▶ Exercise goal:
Below is a block of records; repeat each one exactly.

▶ Dataset entries:
----------------------------------------

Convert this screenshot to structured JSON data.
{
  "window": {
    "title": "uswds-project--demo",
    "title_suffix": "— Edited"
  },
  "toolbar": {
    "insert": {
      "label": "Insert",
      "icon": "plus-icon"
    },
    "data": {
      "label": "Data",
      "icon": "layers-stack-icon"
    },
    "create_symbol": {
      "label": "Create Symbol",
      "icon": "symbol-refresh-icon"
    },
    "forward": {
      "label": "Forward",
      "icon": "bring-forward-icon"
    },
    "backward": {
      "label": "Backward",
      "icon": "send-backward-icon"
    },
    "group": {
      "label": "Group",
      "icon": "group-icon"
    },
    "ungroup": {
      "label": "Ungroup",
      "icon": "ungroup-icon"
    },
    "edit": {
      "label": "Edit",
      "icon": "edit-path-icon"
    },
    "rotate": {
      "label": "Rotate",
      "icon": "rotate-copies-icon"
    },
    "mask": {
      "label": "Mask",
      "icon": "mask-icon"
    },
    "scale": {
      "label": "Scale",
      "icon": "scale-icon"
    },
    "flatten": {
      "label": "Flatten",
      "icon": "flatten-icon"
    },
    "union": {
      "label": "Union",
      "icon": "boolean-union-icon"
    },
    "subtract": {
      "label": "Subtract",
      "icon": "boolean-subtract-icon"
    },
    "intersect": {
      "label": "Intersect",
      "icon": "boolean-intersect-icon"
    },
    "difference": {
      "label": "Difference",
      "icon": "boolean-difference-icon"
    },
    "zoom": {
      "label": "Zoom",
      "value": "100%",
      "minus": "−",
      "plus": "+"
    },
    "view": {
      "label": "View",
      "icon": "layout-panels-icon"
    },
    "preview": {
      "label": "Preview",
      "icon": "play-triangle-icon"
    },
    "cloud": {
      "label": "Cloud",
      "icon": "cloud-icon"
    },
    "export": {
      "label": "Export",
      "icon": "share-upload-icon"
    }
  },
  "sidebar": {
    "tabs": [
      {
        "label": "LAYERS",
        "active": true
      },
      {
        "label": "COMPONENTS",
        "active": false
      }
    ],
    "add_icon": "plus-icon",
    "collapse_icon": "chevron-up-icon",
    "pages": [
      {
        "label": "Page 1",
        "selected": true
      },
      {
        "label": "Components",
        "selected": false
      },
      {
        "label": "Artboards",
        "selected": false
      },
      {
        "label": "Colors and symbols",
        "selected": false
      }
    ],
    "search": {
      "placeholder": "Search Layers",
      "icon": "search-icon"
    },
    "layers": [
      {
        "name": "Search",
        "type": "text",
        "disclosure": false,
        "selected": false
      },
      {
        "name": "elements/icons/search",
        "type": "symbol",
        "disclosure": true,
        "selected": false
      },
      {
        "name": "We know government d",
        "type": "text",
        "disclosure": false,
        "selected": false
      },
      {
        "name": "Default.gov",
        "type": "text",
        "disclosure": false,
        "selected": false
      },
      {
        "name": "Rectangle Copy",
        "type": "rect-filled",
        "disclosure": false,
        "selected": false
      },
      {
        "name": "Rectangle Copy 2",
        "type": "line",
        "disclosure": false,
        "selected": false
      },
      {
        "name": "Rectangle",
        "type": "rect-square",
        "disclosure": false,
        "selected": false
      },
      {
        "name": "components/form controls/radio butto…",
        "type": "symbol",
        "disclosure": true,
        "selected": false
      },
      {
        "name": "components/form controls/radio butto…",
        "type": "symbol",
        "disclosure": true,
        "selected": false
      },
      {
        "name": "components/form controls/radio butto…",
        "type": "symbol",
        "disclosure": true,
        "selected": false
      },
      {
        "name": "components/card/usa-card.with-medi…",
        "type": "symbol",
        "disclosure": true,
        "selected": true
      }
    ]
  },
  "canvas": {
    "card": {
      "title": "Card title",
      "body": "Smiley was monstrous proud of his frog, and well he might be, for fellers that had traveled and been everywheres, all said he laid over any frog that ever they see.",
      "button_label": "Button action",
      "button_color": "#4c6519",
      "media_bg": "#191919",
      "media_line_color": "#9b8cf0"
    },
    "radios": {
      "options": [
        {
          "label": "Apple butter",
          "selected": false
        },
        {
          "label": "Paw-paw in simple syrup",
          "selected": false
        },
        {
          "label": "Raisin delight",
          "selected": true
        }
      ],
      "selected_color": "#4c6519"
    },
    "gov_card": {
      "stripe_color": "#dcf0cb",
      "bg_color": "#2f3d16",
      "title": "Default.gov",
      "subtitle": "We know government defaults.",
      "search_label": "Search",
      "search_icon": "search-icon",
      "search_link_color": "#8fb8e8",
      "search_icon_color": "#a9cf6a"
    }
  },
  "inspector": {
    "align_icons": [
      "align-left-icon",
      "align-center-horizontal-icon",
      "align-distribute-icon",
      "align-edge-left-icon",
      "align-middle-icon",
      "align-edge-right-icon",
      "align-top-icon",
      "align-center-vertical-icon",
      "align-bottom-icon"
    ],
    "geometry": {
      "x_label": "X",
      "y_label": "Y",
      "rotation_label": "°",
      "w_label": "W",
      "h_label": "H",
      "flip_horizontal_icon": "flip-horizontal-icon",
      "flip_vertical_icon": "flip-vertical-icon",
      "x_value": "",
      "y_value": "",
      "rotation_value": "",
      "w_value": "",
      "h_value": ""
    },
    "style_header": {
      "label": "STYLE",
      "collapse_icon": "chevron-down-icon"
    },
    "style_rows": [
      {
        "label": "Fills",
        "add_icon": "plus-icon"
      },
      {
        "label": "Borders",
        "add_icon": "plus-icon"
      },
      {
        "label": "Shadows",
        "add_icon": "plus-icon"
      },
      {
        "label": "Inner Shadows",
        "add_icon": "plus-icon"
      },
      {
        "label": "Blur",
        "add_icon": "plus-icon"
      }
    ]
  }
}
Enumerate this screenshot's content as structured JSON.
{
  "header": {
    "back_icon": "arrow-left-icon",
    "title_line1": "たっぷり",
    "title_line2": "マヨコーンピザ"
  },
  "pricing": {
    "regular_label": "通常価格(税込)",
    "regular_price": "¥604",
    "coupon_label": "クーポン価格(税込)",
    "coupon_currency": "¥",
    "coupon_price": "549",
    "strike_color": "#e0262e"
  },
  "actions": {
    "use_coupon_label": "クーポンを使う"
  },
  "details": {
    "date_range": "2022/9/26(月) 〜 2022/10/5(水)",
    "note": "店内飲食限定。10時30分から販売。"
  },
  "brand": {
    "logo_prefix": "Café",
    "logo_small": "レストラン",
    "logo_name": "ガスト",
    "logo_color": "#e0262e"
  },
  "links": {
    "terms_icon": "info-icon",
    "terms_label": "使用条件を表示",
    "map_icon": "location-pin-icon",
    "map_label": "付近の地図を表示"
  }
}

----------------------------------------

▶ Solution for this task:
Convert this screenshot to structured JSON data.
{
  "window": {
    "title": "uswds-project--demo",
    "title_suffix": "— Edited"
  },
  "toolbar": {
    "insert": {
      "label": "Insert",
      "icon": "plus-icon"
    },
    "data": {
      "label": "Data",
      "icon": "layers-stack-icon"
    },
    "create_symbol": {
      "label": "Create Symbol",
      "icon": "symbol-refresh-icon"
    },
    "forward": {
      "label": "Forward",
      "icon": "bring-forward-icon"
    },
    "backward": {
      "label": "Backward",
      "icon": "send-backward-icon"
    },
    "group": {
      "label": "Group",
      "icon": "group-icon"
    },
    "ungroup": {
      "label": "Ungroup",
      "icon": "ungroup-icon"
    },
    "edit": {
      "label": "Edit",
      "icon": "edit-path-icon"
    },
    "rotate": {
      "label": "Rotate",
      "icon": "rotate-copies-icon"
    },
    "mask": {
      "label": "Mask",
      "icon": "mask-icon"
    },
    "scale": {
      "label": "Scale",
      "icon": "scale-icon"
    },
    "flatten": {
      "label": "Flatten",
      "icon": "flatten-icon"
    },
    "union": {
      "label": "Union",
      "icon": "boolean-union-icon"
    },
    "subtract": {
      "label": "Subtract",
      "icon": "boolean-subtract-icon"
    },
    "intersect": {
      "label": "Intersect",
      "icon": "boolean-intersect-icon"
    },
    "difference": {
      "label": "Difference",
      "icon": "boolean-difference-icon"
    },
    "zoom": {
      "label": "Zoom",
      "value": "100%",
      "minus": "−",
      "plus": "+"
    },
    "view": {
      "label": "View",
      "icon": "layout-panels-icon"
    },
    "preview": {
      "label": "Preview",
      "icon": "play-triangle-icon"
    },
    "cloud": {
      "label": "Cloud",
      "icon": "cloud-icon"
    },
    "export": {
      "label": "Export",
      "icon": "share-upload-icon"
    }
  },
  "sidebar": {
    "tabs": [
      {
        "label": "LAYERS",
        "active": true
      },
      {
        "label": "COMPONENTS",
        "active": false
      }
    ],
    "add_icon": "plus-icon",
    "collapse_icon": "chevron-up-icon",
    "pages": [
      {
        "label": "Page 1",
        "selected": true
      },
      {
        "label": "Components",
        "selected": false
      },
      {
        "label": "Artboards",
        "selected": false
      },
      {
        "label": "Colors and symbols",
        "selected": false
      }
    ],
    "search": {
      "placeholder": "Search Layers",
      "icon": "search-icon"
    },
    "layers": [
      {
        "name": "Search",
        "type": "text",
        "disclosure": false,
        "selected": false
      },
      {
        "name": "elements/icons/search",
        "type": "symbol",
        "disclosure": true,
        "selected": false
      },
      {
        "name": "We know government d",
        "type": "text",
        "disclosure": false,
        "selected": false
      },
      {
        "name": "Default.gov",
        "type": "text",
        "disclosure": false,
        "selected": false
      },
      {
        "name": "Rectangle Copy",
        "type": "rect-filled",
        "disclosure": false,
        "selected": false
      },
      {
        "name": "Rectangle Copy 2",
        "type": "line",
        "disclosure": false,
        "selected": false
      },
      {
        "name": "Rectangle",
        "type": "rect-square",
        "disclosure": false,
        "selected": false
      },
      {
        "name": "components/form controls/radio butto…",
        "type": "symbol",
        "disclosure": true,
        "selected": false
      },
      {
        "name": "components/form controls/radio butto…",
        "type": "symbol",
        "disclosure": true,
        "selected": false
      },
      {
        "name": "components/form controls/radio butto…",
        "type": "symbol",
        "disclosure": true,
        "selected": false
      },
      {
        "name": "components/card/usa-card.with-medi…",
        "type": "symbol",
        "disclosure": true,
        "selected": true
      }
    ]
  },
  "canvas": {
    "card": {
      "title": "Card title",
      "body": "Smiley was monstrous proud of his frog, and well he might be, for fellers that had traveled and been everywheres, all said he laid over any frog that ever they see.",
      "button_label": "Button action",
      "button_color": "#4c6519",
      "media_bg": "#191919",
      "media_line_color": "#9b8cf0"
    },
    "radios": {
      "options": [
        {
          "label": "Apple butter",
          "selected": false
        },
        {
          "label": "Paw-paw in simple syrup",
          "selected": false
        },
        {
          "label": "Raisin delight",
          "selected": true
        }
      ],
      "selected_color": "#4c6519"
    },
    "gov_card": {
      "stripe_color": "#dcf0cb",
      "bg_color": "#2f3d16",
      "title": "Default.gov",
      "subtitle": "We know government defaults.",
      "search_label": "Search",
      "search_icon": "search-icon",
      "search_link_color": "#8fb8e8",
      "search_icon_color": "#a9cf6a"
    }
  },
  "inspector": {
    "align_icons": [
      "align-left-icon",
      "align-center-horizontal-icon",
      "align-distribute-icon",
      "align-edge-left-icon",
      "align-middle-icon",
      "align-edge-right-icon",
      "align-top-icon",
      "align-center-vertical-icon",
      "align-bottom-icon"
    ],
    "geometry": {
      "x_label": "X",
      "y_label": "Y",
      "rotation_label": "°",
      "w_label": "W",
      "h_label": "H",
      "flip_horizontal_icon": "flip-horizontal-icon",
      "flip_vertical_icon": "flip-vertical-icon",
      "x_value": "",
      "y_value": "",
      "rotation_value": "",
      "w_value": "",
      "h_value": ""
    },
    "style_header": {
      "label": "STYLE",
      "collapse_icon": "chevron-down-icon"
    },
    "style_rows": [
      {
        "label": "Fills",
        "add_icon": "plus-icon"
      },
      {
        "label": "Borders",
        "add_icon": "plus-icon"
      },
      {
        "label": "Shadows",
        "add_icon": "plus-icon"
      },
      {
        "label": "Inner Shadows",
        "add_icon": "plus-icon"
      },
      {
        "label": "Blur",
        "add_icon": "plus-icon"
      }
    ]
  }
}
Enumerate this screenshot's content as structured JSON.
{
  "header": {
    "back_icon": "arrow-left-icon",
    "title_line1": "たっぷり",
    "title_line2": "マヨコーンピザ"
  },
  "pricing": {
    "regular_label": "通常価格(税込)",
    "regular_price": "¥604",
    "coupon_label": "クーポン価格(税込)",
    "coupon_currency": "¥",
    "coupon_price": "549",
    "strike_color": "#e0262e"
  },
  "actions": {
    "use_coupon_label": "クーポンを使う"
  },
  "details": {
    "date_range": "2022/9/26(月) 〜 2022/10/5(水)",
    "note": "店内飲食限定。10時30分から販売。"
  },
  "brand": {
    "logo_prefix": "Café",
    "logo_small": "レストラン",
    "logo_name": "ガスト",
    "logo_color": "#e0262e"
  },
  "links": {
    "terms_icon": "info-icon",
    "terms_label": "使用条件を表示",
    "map_icon": "location-pin-icon",
    "map_label": "付近の地図を表示"
  }
}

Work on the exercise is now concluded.